§ **To do**: Each line that holds the string "reprodukci" counts once; say how many such lines there are and add nothing.

###

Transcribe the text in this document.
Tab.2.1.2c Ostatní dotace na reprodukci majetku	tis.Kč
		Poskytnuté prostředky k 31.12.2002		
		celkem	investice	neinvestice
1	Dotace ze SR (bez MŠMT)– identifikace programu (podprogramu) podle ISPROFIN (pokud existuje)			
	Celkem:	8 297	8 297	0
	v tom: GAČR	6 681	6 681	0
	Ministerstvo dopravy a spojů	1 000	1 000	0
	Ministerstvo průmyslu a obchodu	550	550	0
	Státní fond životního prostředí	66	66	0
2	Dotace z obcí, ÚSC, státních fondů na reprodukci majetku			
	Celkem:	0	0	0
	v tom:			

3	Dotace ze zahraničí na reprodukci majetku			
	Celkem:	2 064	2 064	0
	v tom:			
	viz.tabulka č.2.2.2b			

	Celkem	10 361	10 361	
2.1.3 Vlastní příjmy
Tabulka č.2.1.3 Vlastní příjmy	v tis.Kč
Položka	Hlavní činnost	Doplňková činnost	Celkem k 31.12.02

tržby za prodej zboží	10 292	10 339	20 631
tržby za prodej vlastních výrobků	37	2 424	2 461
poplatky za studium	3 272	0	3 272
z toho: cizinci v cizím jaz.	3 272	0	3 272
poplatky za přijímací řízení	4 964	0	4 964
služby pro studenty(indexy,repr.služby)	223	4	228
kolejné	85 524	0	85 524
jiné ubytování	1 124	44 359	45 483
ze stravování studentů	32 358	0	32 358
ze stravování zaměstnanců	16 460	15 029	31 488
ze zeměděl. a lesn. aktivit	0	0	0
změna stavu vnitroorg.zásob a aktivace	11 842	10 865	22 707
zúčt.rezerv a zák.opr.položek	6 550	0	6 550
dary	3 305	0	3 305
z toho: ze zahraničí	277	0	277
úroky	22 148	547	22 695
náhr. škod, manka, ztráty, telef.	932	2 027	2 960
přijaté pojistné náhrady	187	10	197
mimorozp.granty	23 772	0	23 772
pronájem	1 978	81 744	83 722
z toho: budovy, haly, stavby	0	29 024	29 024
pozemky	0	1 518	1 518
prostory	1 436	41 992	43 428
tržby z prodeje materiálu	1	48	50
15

###

§ **Response**: 3